== Required task ==
Copy each line that has the string "totolotka" somewhere in it.

== Record excerpts ==
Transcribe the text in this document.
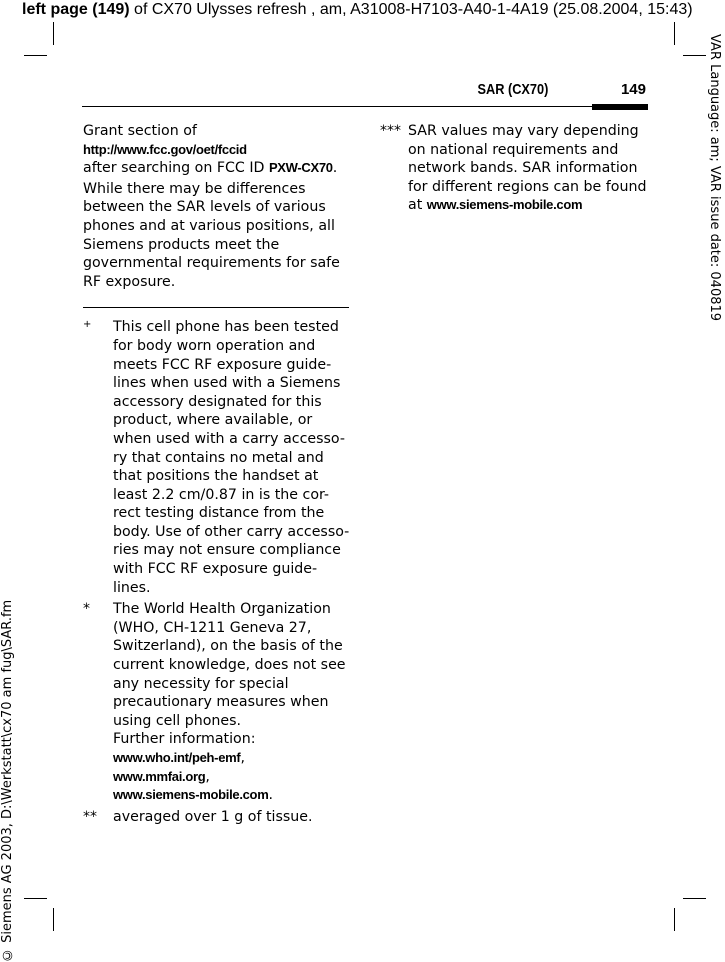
left page (149) of CX70 Ulysses refresh , am, A31008-H7103-A40-1-4A19 (25.08.2004, 15:43)
VAR Language: am; VAR issue date: 040819
© Siemens AG 2003, D:\Werkstatt\cx70 am fug\SAR.fm
SAR (CX70)	149

Grant section of
http://www.fcc.gov/oet/fccid
after searching on FCC ID PXW-CX70.

While there may be differences between the SAR levels of various phones and at various positions, all Siemens products meet the governmental requirements for safe RF exposure.

+ This cell phone has been tested for body worn operation and meets FCC RF exposure guide-lines when used with a Siemens accessory designated for this product, where available, or when used with a carry accesso-ry that contains no metal and that positions the handset at least 2.2 cm/0.87 in is the cor-rect testing distance from the body. Use of other carry accesso-ries may not ensure compliance with FCC RF exposure guide-lines.

* The World Health Organization (WHO, CH-1211 Geneva 27, Switzerland), on the basis of the current knowledge, does not see any necessity for special precautionary measures when using cell phones.
Further information:
www.who.int/peh-emf,
www.mmfai.org,
www.siemens-mobile.com.

** averaged over 1 g of tissue.

*** SAR values may vary depending on national requirements and network bands. SAR information for different regions can be found at www.siemens-mobile.com
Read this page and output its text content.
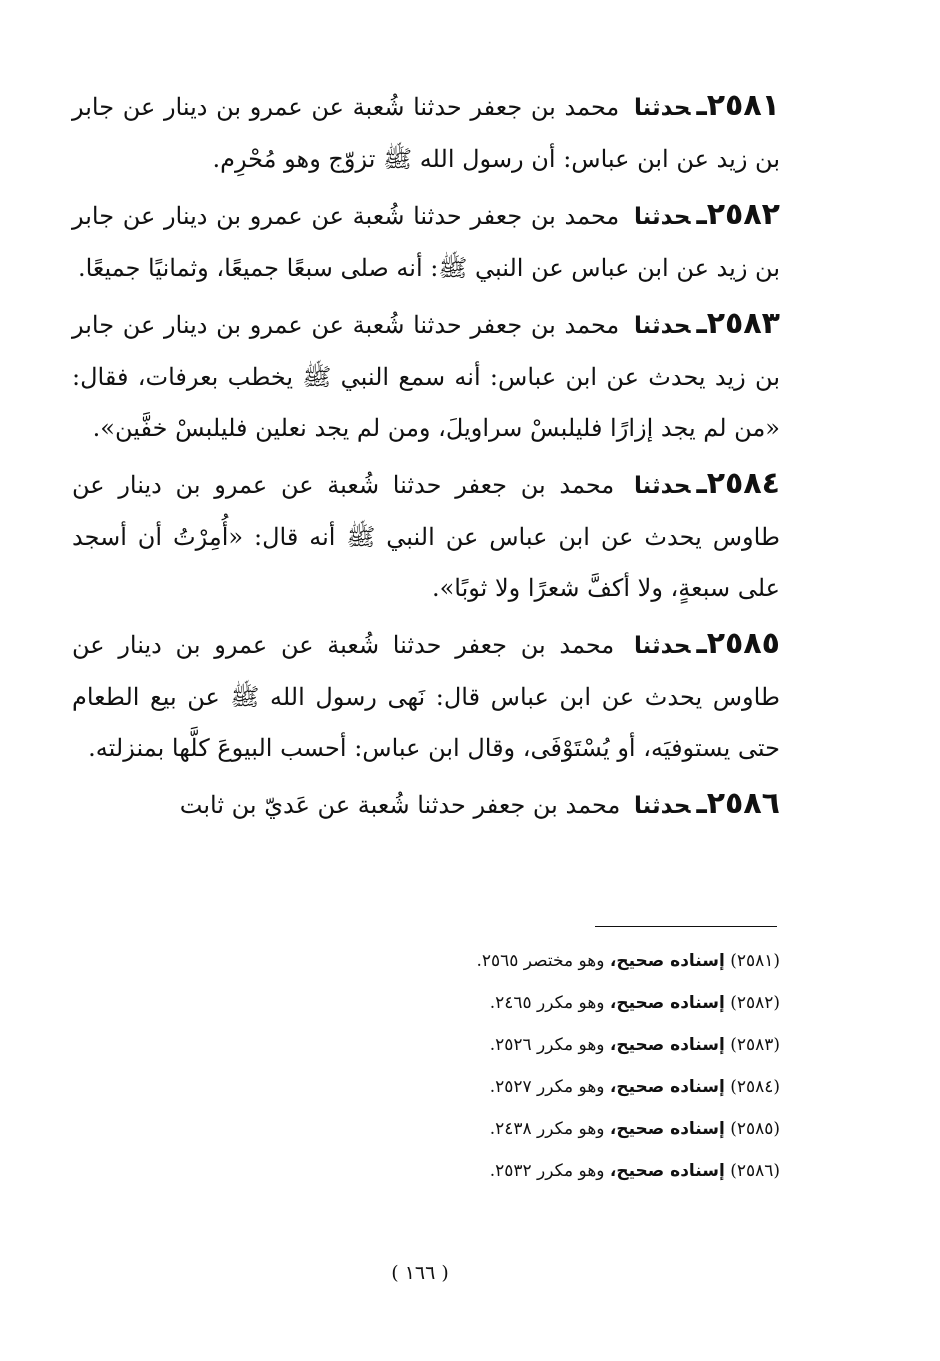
٢٥٨١ـحدثنا محمد بن جعفر حدثنا شُعبة عن عمرو بن دينار عن جابر بن زيد عن ابن عباس: أن رسول الله ﷺ تزوّج وهو مُحْرِم.

٢٥٨٢ـحدثنا محمد بن جعفر حدثنا شُعبة عن عمرو بن دينار عن جابر بن زيد عن ابن عباس عن النبي ﷺ: أنه صلى سبعًا جميعًا، وثمانيًا جميعًا.

٢٥٨٣ـحدثنا محمد بن جعفر حدثنا شُعبة عن عمرو بن دينار عن جابر بن زيد يحدث عن ابن عباس: أنه سمع النبي ﷺ يخطب بعرفات، فقال: «من لم يجد إزارًا فليلبسْ سراويلَ، ومن لم يجد نعلين فليلبسْ خفَّين».

٢٥٨٤ـحدثنا محمد بن جعفر حدثنا شُعبة عن عمرو بن دينار عن طاوس يحدث عن ابن عباس عن النبي ﷺ أنه قال: «أُمِرْتُ أن أسجد على سبعةٍ، ولا أكفَّ شعرًا ولا ثوبًا».

٢٥٨٥ـحدثنا محمد بن جعفر حدثنا شُعبة عن عمرو بن دينار عن طاوس يحدث عن ابن عباس قال: نَهى رسول الله ﷺ عن بيع الطعام حتى يستوفيَه، أو يُسْتَوْفَى، وقال ابن عباس: أحسب البيوعَ كلَّها بمنزلته.

٢٥٨٦ـحدثنا محمد بن جعفر حدثنا شُعبة عن عَديّ بن ثابت

(٢٥٨١) إسناده صحيح، وهو مختصر ٢٥٦٥.
(٢٥٨٢) إسناده صحيح، وهو مكرر ٢٤٦٥.
(٢٥٨٣) إسناده صحيح، وهو مكرر ٢٥٢٦.
(٢٥٨٤) إسناده صحيح، وهو مكرر ٢٥٢٧.
(٢٥٨٥) إسناده صحيح، وهو مكرر ٢٤٣٨.
(٢٥٨٦) إسناده صحيح، وهو مكرر ٢٥٣٢.
( ١٦٦ )
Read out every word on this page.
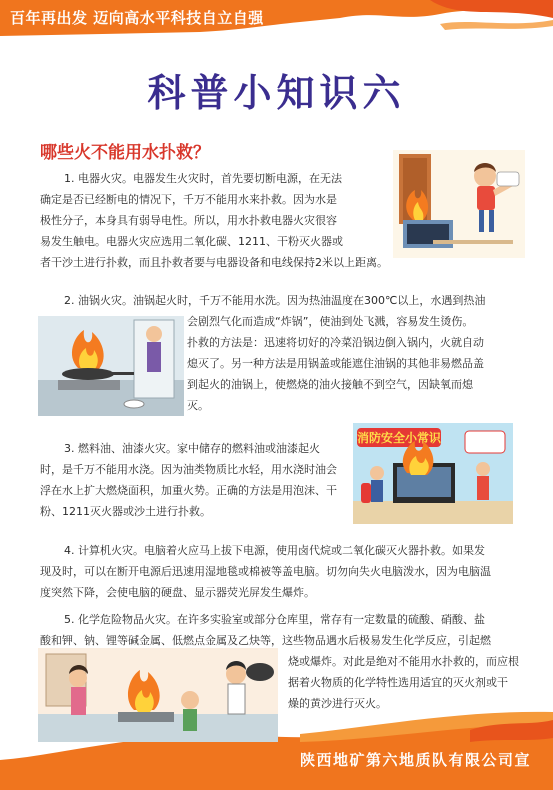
百年再出发 迈向高水平科技自立自强
科普小知识六
哪些火不能用水扑救？

1. 电器火灾。电器发生火灾时，首先要切断电源，在无法

确定是否已经断电的情况下，千万不能用水来扑救。因为水是

极性分子，本身具有弱导电性。所以，用水扑救电器火灾很容

易发生触电。电器火灾应选用二氧化碳、1211、干粉灭火器或

者干沙土进行扑救，而且扑救者要与电器设备和电线保持2米以上距离。

2. 油锅火灾。油锅起火时，千万不能用水洗。因为热油温度在300℃以上，水遇到热油

会剧烈气化而造成“炸锅”，使油到处飞溅，容易发生烫伤。

扑救的方法是：迅速将切好的冷菜沿锅边倒入锅内，火就自动

熄灭了。另一种方法是用锅盖或能遮住油锅的其他非易燃品盖

到起火的油锅上，使燃烧的油火接触不到空气，因缺氧而熄

灭。

3. 燃料油、油漆火灾。家中储存的燃料油或油漆起火

时，是千万不能用水浇。因为油类物质比水轻，用水浇时油会

浮在水上扩大燃烧面积，加重火势。正确的方法是用泡沫、干

粉、1211灭火器或沙土进行扑救。

消防安全小常识

4. 计算机火灾。电脑着火应马上拔下电源，使用卤代烷或二氧化碳灭火器扑救。如果发

现及时，可以在断开电源后迅速用湿地毯或棉被等盖电脑。切勿向失火电脑泼水，因为电脑温

度突然下降，会使电脑的硬盘、显示器荧光屏发生爆炸。

5. 化学危险物品火灾。在许多实验室或部分仓库里，常存有一定数量的硫酸、硝酸、盐

酸和钾、钠、锂等碱金属、低燃点金属及乙炔等，这些物品遇水后极易发生化学反应，引起燃

烧或爆炸。对此是绝对不能用水扑救的，而应根

据着火物质的化学特性选用适宜的灭火剂或干

燥的黄沙进行灭火。

陕西地矿第六地质队有限公司宣
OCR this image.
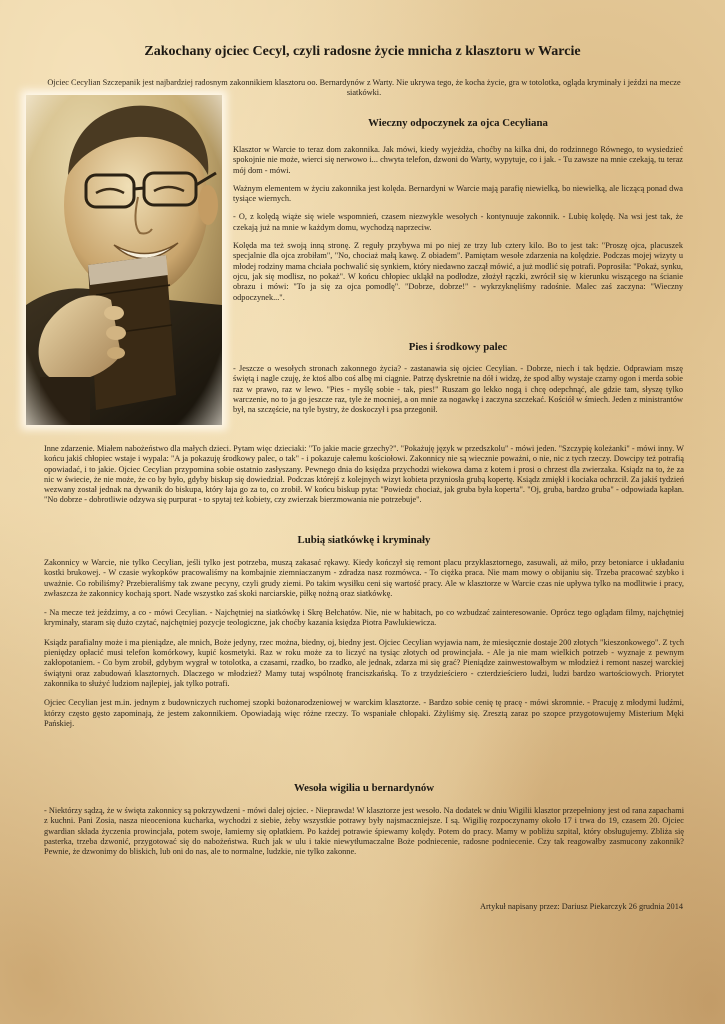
Zakochany ojciec Cecyl, czyli radosne życie mnicha z klasztoru w Warcie

Ojciec Cecylian Szczepanik jest najbardziej radosnym zakonnikiem klasztoru oo. Bernardynów z Warty. Nie ukrywa tego, że kocha życie, gra w totolotka, ogląda kryminały i jeździ na mecze siatkówki.

Wieczny odpoczynek za ojca Cecyliana

Klasztor w Warcie to teraz dom zakonnika. Jak mówi, kiedy wyjeżdża, choćby na kilka dni, do rodzinnego Równego, to wysiedzieć spokojnie nie może, wierci się nerwowo i... chwyta telefon, dzwoni do Warty, wypytuje, co i jak. - Tu zawsze na mnie czekają, tu teraz mój dom - mówi.

Ważnym elementem w życiu zakonnika jest kolęda. Bernardyni w Warcie mają parafię niewielką, bo niewielką, ale liczącą ponad dwa tysiące wiernych.

- O, z kolędą wiąże się wiele wspomnień, czasem niezwykle wesołych - kontynuuje zakonnik. - Lubię kolędę. Na wsi jest tak, że czekają już na mnie w każdym domu, wychodzą naprzeciw.

Kolęda ma też swoją inną stronę. Z reguły przybywa mi po niej ze trzy lub cztery kilo. Bo to jest tak: "Proszę ojca, placuszek specjalnie dla ojca zrobiłam", "No, chociaż małą kawę. Z obiadem". Pamiętam wesołe zdarzenia na kolędzie. Podczas mojej wizyty u młodej rodziny mama chciała pochwalić się synkiem, który niedawno zaczął mówić, a już modlić się potrafi. Poprosiła: "Pokaż, synku, ojcu, jak się modlisz, no pokaż". W końcu chłopiec ukląkł na podłodze, złożył rączki, zwrócił się w kierunku wiszącego na ścianie obrazu i mówi: "To ja się za ojca pomodlę". "Dobrze, dobrze!" - wykrzyknęliśmy radośnie. Malec zaś zaczyna: "Wieczny odpoczynek...".

Pies i środkowy palec

- Jeszcze o wesołych stronach zakonnego życia? - zastanawia się ojciec Cecylian. - Dobrze, niech i tak będzie. Odprawiam mszę świętą i nagle czuję, że ktoś albo coś albę mi ciągnie. Patrzę dyskretnie na dół i widzę, że spod alby wystaje czarny ogon i merda sobie raz w prawo, raz w lewo. "Pies - myślę sobie - tak, pies!" Ruszam go lekko nogą i chcę odepchnąć, ale gdzie tam, słyszę tylko warczenie, no to ja go jeszcze raz, tyle że mocniej, a on mnie za nogawkę i zaczyna szczekać. Kościół w śmiech. Jeden z ministrantów był, na szczęście, na tyle bystry, że doskoczył i psa przegonił.

Inne zdarzenie. Miałem nabożeństwo dla małych dzieci. Pytam więc dzieciaki: "To jakie macie grzechy?". "Pokażuję język w przedszkolu" - mówi jeden. "Szczypię koleżanki" - mówi inny. W końcu jakiś chłopiec wstaje i wypala: "A ja pokazuję środkowy palec, o tak" - i pokazuje całemu kościołowi. Zakonnicy nie są wiecznie poważni, o nie, nic z tych rzeczy. Dowcipy też potrafią opowiadać, i to jakie. Ojciec Cecylian przypomina sobie ostatnio zasłyszany. Pewnego dnia do księdza przychodzi wiekowa dama z kotem i prosi o chrzest dla zwierzaka. Ksiądz na to, że za nic w świecie, że nie może, że co by było, gdyby biskup się dowiedział. Podczas którejś z kolejnych wizyt kobieta przyniosła grubą kopertę. Ksiądz zmiękł i kociaka ochrzcił. Za jakiś tydzień wezwany został jednak na dywanik do biskupa, który łaja go za to, co zrobił. W końcu biskup pyta: "Powiedz chociaż, jak gruba była koperta". "Oj, gruba, bardzo gruba" - odpowiada kapłan. "No dobrze - dobrotliwie odzywa się purpurat - to spytaj też kobiety, czy zwierzak bierzmowania nie potrzebuje".

Lubią siatkówkę i kryminały

Zakonnicy w Warcie, nie tylko Cecylian, jeśli tylko jest potrzeba, muszą zakasać rękawy. Kiedy kończył się remont placu przyklasztornego, zasuwali, aż miło, przy betoniarce i układaniu kostki brukowej. - W czasie wykopków pracowaliśmy na kombajnie ziemniaczanym - zdradza nasz rozmówca. - To ciężka praca. Nie mam mowy o obijaniu się. Trzeba pracować szybko i uważnie. Co robiliśmy? Przebieraliśmy tak zwane pecyny, czyli grudy ziemi. Po takim wysiłku ceni się wartość pracy. Ale w klasztorze w Warcie czas nie upływa tylko na modlitwie i pracy, zwłaszcza że zakonnicy kochają sport. Nade wszystko zaś skoki narciarskie, piłkę nożną oraz siatkówkę.

- Na mecze też jeździmy, a co - mówi Cecylian. - Najchętniej na siatkówkę i Skrę Bełchatów. Nie, nie w habitach, po co wzbudzać zainteresowanie. Oprócz tego oglądam filmy, najchętniej kryminały, staram się dużo czytać, najchętniej pozycje teologiczne, jak choćby kazania księdza Piotra Pawlukiewicza.

Ksiądz parafialny może i ma pieniądze, ale mnich, Boże jedyny, rzec można, biedny, oj, biedny jest. Ojciec Cecylian wyjawia nam, że miesięcznie dostaje 200 złotych "kieszonkowego". Z tych pieniędzy opłacić musi telefon komórkowy, kupić kosmetyki. Raz w roku może za to liczyć na tysiąc złotych od prowincjała. - Ale ja nie mam wielkich potrzeb - wyznaje z pewnym zakłopotaniem. - Co bym zrobił, gdybym wygrał w totolotka, a czasami, rzadko, bo rzadko, ale jednak, zdarza mi się grać? Pieniądze zainwestowałbym w młodzież i remont naszej warckiej świątyni oraz zabudowań klasztornych. Dlaczego w młodzież? Mamy tutaj wspólnotę franciszkańską. To z trzydzieściero - czterdzieściero ludzi, ludzi bardzo wartościowych. Priorytet zakonnika to służyć ludziom najlepiej, jak tylko potrafi.

Ojciec Cecylian jest m.in. jednym z budowniczych ruchomej szopki bożonarodzeniowej w warckim klasztorze. - Bardzo sobie cenię tę pracę - mówi skromnie. - Pracuję z młodymi ludźmi, którzy często gęsto zapominają, że jestem zakonnikiem. Opowiadają więc różne rzeczy. To wspaniałe chłopaki. Zżyliśmy się. Zresztą zaraz po szopce przygotowujemy Misterium Męki Pańskiej.

Wesoła wigilia u bernardynów

- Niektórzy sądzą, że w święta zakonnicy są pokrzywdzeni - mówi dalej ojciec. - Nieprawda! W klasztorze jest wesoło. Na dodatek w dniu Wigilii klasztor przepełniony jest od rana zapachami z kuchni. Pani Zosia, nasza nieoceniona kucharka, wychodzi z siebie, żeby wszystkie potrawy były najsmaczniejsze. I są. Wigilię rozpoczynamy około 17 i trwa do 19, czasem 20. Ojciec gwardian składa życzenia prowincjała, potem swoje, łamiemy się opłatkiem. Po każdej potrawie śpiewamy kolędy. Potem do pracy. Mamy w pobliżu szpital, który obsługujemy. Zbliża się pasterka, trzeba dzwonić, przygotować się do nabożeństwa. Ruch jak w ulu i takie niewytłumaczalne Boże podniecenie, radosne podniecenie. Czy tak reagowałby zasmucony zakonnik? Pewnie, że dzwonimy do bliskich, lub oni do nas, ale to normalne, ludzkie, nie tylko zakonne.

Artykuł napisany przez: Dariusz Piekarczyk 26 grudnia 2014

== Finished task ==
Ojciec Cecylian Szczepanik jest najbardziej radosnym zakonnikiem klasztoru oo. Bernardynów z Warty. Nie ukrywa tego, że kocha życie, gra w totolotka, ogląda kryminały i jeździ na mecze siatkówki.
Ksiądz parafialny może i ma pieniądze, ale mnich, Boże jedyny, rzec można, biedny, oj, biedny jest. Ojciec Cecylian wyjawia nam, że miesięcznie dostaje 200 złotych "kieszonkowego". Z tych pieniędzy opłacić musi telefon komórkowy, kupić kosmetyki. Raz w roku może za to liczyć na tysiąc złotych od prowincjała. - Ale ja nie mam wielkich potrzeb - wyznaje z pewnym zakłopotaniem. - Co bym zrobił, gdybym wygrał w totolotka, a czasami, rzadko, bo rzadko, ale jednak, zdarza mi się grać? Pieniądze zainwestowałbym w młodzież i remont naszej warckiej świątyni oraz zabudowań klasztornych. Dlaczego w młodzież? Mamy tutaj wspólnotę franciszkańską. To z trzydzieściero - czterdzieściero ludzi, ludzi bardzo wartościowych. Priorytet zakonnika to służyć ludziom najlepiej, jak tylko potrafi.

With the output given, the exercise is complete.